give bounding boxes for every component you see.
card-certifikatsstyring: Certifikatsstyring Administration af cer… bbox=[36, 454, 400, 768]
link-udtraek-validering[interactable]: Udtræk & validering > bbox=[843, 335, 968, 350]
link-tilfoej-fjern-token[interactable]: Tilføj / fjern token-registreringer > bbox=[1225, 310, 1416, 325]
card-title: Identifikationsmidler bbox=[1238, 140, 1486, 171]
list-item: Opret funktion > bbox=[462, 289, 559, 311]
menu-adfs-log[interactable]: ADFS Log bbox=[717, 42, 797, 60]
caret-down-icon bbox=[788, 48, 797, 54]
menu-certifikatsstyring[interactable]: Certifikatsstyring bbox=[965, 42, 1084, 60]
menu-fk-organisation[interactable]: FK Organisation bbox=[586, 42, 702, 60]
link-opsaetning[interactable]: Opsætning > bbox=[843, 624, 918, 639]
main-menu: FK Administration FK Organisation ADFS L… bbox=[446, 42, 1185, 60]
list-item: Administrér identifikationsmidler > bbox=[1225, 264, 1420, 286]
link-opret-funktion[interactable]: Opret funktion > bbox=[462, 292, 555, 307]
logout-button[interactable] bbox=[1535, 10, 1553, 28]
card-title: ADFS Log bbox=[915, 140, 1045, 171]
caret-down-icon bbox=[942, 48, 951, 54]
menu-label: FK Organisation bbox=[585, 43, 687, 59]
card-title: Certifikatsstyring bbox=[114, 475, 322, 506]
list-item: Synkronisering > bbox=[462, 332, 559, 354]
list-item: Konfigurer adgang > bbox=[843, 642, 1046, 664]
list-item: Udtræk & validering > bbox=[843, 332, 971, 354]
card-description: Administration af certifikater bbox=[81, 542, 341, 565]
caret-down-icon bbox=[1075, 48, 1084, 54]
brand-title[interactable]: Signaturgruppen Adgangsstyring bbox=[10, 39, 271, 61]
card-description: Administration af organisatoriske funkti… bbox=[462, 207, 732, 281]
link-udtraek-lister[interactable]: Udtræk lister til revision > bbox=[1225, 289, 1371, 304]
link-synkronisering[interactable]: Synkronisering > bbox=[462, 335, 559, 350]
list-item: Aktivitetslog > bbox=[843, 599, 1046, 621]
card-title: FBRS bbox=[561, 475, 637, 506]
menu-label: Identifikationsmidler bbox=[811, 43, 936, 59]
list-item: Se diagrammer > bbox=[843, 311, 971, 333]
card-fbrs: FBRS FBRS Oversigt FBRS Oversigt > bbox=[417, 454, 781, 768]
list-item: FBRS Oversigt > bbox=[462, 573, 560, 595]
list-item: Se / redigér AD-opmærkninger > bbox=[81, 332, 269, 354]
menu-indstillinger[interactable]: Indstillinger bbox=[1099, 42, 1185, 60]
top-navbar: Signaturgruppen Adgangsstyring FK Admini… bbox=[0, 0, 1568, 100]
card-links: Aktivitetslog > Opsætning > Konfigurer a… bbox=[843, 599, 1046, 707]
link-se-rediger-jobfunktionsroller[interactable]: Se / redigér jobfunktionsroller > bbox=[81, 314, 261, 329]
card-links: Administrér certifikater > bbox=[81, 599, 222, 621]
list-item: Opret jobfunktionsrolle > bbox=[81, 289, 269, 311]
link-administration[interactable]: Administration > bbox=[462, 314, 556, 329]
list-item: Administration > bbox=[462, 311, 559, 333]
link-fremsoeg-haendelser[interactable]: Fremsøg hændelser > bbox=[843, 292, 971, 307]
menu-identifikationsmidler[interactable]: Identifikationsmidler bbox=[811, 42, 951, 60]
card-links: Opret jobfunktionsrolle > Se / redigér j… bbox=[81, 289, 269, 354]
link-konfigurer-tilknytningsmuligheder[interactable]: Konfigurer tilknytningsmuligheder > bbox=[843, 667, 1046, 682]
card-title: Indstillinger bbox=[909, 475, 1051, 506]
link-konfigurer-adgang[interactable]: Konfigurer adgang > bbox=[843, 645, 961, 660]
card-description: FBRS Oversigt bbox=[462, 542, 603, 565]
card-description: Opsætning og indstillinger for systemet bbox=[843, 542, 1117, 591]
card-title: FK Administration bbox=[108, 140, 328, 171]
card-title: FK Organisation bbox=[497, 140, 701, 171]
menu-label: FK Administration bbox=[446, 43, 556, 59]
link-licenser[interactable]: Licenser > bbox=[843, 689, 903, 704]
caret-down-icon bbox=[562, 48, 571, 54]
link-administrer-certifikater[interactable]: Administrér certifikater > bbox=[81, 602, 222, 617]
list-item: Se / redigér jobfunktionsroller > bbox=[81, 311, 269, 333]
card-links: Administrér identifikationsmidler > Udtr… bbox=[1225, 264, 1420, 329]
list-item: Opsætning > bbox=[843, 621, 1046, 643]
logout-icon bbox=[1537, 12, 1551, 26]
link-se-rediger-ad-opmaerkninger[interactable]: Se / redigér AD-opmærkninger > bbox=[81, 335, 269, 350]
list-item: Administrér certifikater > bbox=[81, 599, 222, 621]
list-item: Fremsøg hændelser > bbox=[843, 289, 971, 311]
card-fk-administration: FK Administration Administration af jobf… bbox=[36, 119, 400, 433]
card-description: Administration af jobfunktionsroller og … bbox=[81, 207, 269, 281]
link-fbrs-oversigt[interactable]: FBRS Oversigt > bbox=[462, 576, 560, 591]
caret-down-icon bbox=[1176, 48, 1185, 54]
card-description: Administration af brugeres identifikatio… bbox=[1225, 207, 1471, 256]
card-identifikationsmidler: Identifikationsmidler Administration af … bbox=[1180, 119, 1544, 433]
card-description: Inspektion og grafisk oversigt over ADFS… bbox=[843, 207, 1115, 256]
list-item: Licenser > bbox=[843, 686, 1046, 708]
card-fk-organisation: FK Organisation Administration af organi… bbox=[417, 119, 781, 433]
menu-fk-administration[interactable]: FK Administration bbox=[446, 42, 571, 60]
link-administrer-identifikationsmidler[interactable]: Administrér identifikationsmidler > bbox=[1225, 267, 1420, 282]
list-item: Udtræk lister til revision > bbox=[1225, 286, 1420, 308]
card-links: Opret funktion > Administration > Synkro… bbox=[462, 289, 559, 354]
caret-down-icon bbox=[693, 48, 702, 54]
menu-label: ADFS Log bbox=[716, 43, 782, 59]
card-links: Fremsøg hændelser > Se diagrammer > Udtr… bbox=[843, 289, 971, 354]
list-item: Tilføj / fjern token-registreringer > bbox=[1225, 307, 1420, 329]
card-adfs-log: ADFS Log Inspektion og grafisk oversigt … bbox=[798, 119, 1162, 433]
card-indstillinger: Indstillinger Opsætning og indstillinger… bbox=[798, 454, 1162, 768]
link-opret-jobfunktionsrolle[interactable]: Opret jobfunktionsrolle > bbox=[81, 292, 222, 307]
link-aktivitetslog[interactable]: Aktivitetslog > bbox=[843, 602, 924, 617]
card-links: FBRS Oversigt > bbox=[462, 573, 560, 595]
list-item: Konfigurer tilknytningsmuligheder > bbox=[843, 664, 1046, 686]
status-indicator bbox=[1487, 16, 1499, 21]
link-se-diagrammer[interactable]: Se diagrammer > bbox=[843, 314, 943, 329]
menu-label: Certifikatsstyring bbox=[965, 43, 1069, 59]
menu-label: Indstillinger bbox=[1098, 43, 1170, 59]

§ **Directions**
Repeat every line above verbatim, with no changes.

§ **Expected answer**
give bounding boxes for every component you see.
card-certifikatsstyring: Certifikatsstyring Administration af cer… bbox=[36, 454, 400, 768]
link-udtraek-validering[interactable]: Udtræk & validering > bbox=[843, 335, 968, 350]
link-tilfoej-fjern-token[interactable]: Tilføj / fjern token-registreringer > bbox=[1225, 310, 1416, 325]
card-title: Identifikationsmidler bbox=[1238, 140, 1486, 171]
list-item: Opret funktion > bbox=[462, 289, 559, 311]
menu-adfs-log[interactable]: ADFS Log bbox=[717, 42, 797, 60]
caret-down-icon bbox=[788, 48, 797, 54]
menu-certifikatsstyring[interactable]: Certifikatsstyring bbox=[965, 42, 1084, 60]
menu-fk-organisation[interactable]: FK Organisation bbox=[586, 42, 702, 60]
link-opsaetning[interactable]: Opsætning > bbox=[843, 624, 918, 639]
main-menu: FK Administration FK Organisation ADFS L… bbox=[446, 42, 1185, 60]
list-item: Administrér identifikationsmidler > bbox=[1225, 264, 1420, 286]
link-opret-funktion[interactable]: Opret funktion > bbox=[462, 292, 555, 307]
logout-button[interactable] bbox=[1535, 10, 1553, 28]
card-title: ADFS Log bbox=[915, 140, 1045, 171]
caret-down-icon bbox=[942, 48, 951, 54]
menu-label: FK Organisation bbox=[585, 43, 687, 59]
card-title: Certifikatsstyring bbox=[114, 475, 322, 506]
list-item: Synkronisering > bbox=[462, 332, 559, 354]
list-item: Konfigurer adgang > bbox=[843, 642, 1046, 664]
list-item: Udtræk & validering > bbox=[843, 332, 971, 354]
card-description: Administration af certifikater bbox=[81, 542, 341, 565]
caret-down-icon bbox=[1075, 48, 1084, 54]
brand-title[interactable]: Signaturgruppen Adgangsstyring bbox=[10, 39, 271, 61]
card-description: Administration af organisatoriske funkti… bbox=[462, 207, 732, 281]
link-udtraek-lister[interactable]: Udtræk lister til revision > bbox=[1225, 289, 1371, 304]
link-synkronisering[interactable]: Synkronisering > bbox=[462, 335, 559, 350]
list-item: Aktivitetslog > bbox=[843, 599, 1046, 621]
card-title: FBRS bbox=[561, 475, 637, 506]
menu-label: Identifikationsmidler bbox=[811, 43, 936, 59]
list-item: Se diagrammer > bbox=[843, 311, 971, 333]
card-fbrs: FBRS FBRS Oversigt FBRS Oversigt > bbox=[417, 454, 781, 768]
list-item: FBRS Oversigt > bbox=[462, 573, 560, 595]
list-item: Se / redigér AD-opmærkninger > bbox=[81, 332, 269, 354]
menu-indstillinger[interactable]: Indstillinger bbox=[1099, 42, 1185, 60]
top-navbar: Signaturgruppen Adgangsstyring FK Admini… bbox=[0, 0, 1568, 100]
card-links: Aktivitetslog > Opsætning > Konfigurer a… bbox=[843, 599, 1046, 707]
link-se-rediger-jobfunktionsroller[interactable]: Se / redigér jobfunktionsroller > bbox=[81, 314, 261, 329]
card-links: Administrér certifikater > bbox=[81, 599, 222, 621]
list-item: Opret jobfunktionsrolle > bbox=[81, 289, 269, 311]
link-administration[interactable]: Administration > bbox=[462, 314, 556, 329]
list-item: Administration > bbox=[462, 311, 559, 333]
link-fremsoeg-haendelser[interactable]: Fremsøg hændelser > bbox=[843, 292, 971, 307]
menu-identifikationsmidler[interactable]: Identifikationsmidler bbox=[811, 42, 951, 60]
card-links: Opret jobfunktionsrolle > Se / redigér j… bbox=[81, 289, 269, 354]
link-konfigurer-tilknytningsmuligheder[interactable]: Konfigurer tilknytningsmuligheder > bbox=[843, 667, 1046, 682]
card-title: Indstillinger bbox=[909, 475, 1051, 506]
link-konfigurer-adgang[interactable]: Konfigurer adgang > bbox=[843, 645, 961, 660]
card-description: FBRS Oversigt bbox=[462, 542, 603, 565]
card-description: Opsætning og indstillinger for systemet bbox=[843, 542, 1117, 591]
card-title: FK Administration bbox=[108, 140, 328, 171]
card-title: FK Organisation bbox=[497, 140, 701, 171]
menu-label: FK Administration bbox=[446, 43, 556, 59]
link-licenser[interactable]: Licenser > bbox=[843, 689, 903, 704]
caret-down-icon bbox=[562, 48, 571, 54]
link-administrer-certifikater[interactable]: Administrér certifikater > bbox=[81, 602, 222, 617]
list-item: Se / redigér jobfunktionsroller > bbox=[81, 311, 269, 333]
card-links: Administrér identifikationsmidler > Udtr… bbox=[1225, 264, 1420, 329]
list-item: Opsætning > bbox=[843, 621, 1046, 643]
logout-icon bbox=[1537, 12, 1551, 26]
link-se-rediger-ad-opmaerkninger[interactable]: Se / redigér AD-opmærkninger > bbox=[81, 335, 269, 350]
list-item: Administrér certifikater > bbox=[81, 599, 222, 621]
list-item: Fremsøg hændelser > bbox=[843, 289, 971, 311]
card-fk-administration: FK Administration Administration af jobf… bbox=[36, 119, 400, 433]
card-description: Administration af jobfunktionsroller og … bbox=[81, 207, 269, 281]
link-fbrs-oversigt[interactable]: FBRS Oversigt > bbox=[462, 576, 560, 591]
caret-down-icon bbox=[1176, 48, 1185, 54]
card-description: Administration af brugeres identifikatio… bbox=[1225, 207, 1471, 256]
card-identifikationsmidler: Identifikationsmidler Administration af … bbox=[1180, 119, 1544, 433]
card-description: Inspektion og grafisk oversigt over ADFS… bbox=[843, 207, 1115, 256]
list-item: Licenser > bbox=[843, 686, 1046, 708]
card-fk-organisation: FK Organisation Administration af organi… bbox=[417, 119, 781, 433]
menu-fk-administration[interactable]: FK Administration bbox=[446, 42, 571, 60]
link-administrer-identifikationsmidler[interactable]: Administrér identifikationsmidler > bbox=[1225, 267, 1420, 282]
list-item: Udtræk lister til revision > bbox=[1225, 286, 1420, 308]
card-links: Opret funktion > Administration > Synkro… bbox=[462, 289, 559, 354]
caret-down-icon bbox=[693, 48, 702, 54]
menu-label: ADFS Log bbox=[716, 43, 782, 59]
card-links: Fremsøg hændelser > Se diagrammer > Udtr… bbox=[843, 289, 971, 354]
list-item: Tilføj / fjern token-registreringer > bbox=[1225, 307, 1420, 329]
card-adfs-log: ADFS Log Inspektion og grafisk oversigt … bbox=[798, 119, 1162, 433]
card-indstillinger: Indstillinger Opsætning og indstillinger… bbox=[798, 454, 1162, 768]
link-opret-jobfunktionsrolle[interactable]: Opret jobfunktionsrolle > bbox=[81, 292, 222, 307]
link-aktivitetslog[interactable]: Aktivitetslog > bbox=[843, 602, 924, 617]
card-links: FBRS Oversigt > bbox=[462, 573, 560, 595]
list-item: Konfigurer tilknytningsmuligheder > bbox=[843, 664, 1046, 686]
status-indicator bbox=[1487, 16, 1499, 21]
link-se-diagrammer[interactable]: Se diagrammer > bbox=[843, 314, 943, 329]
menu-label: Certifikatsstyring bbox=[965, 43, 1069, 59]
menu-label: Indstillinger bbox=[1098, 43, 1170, 59]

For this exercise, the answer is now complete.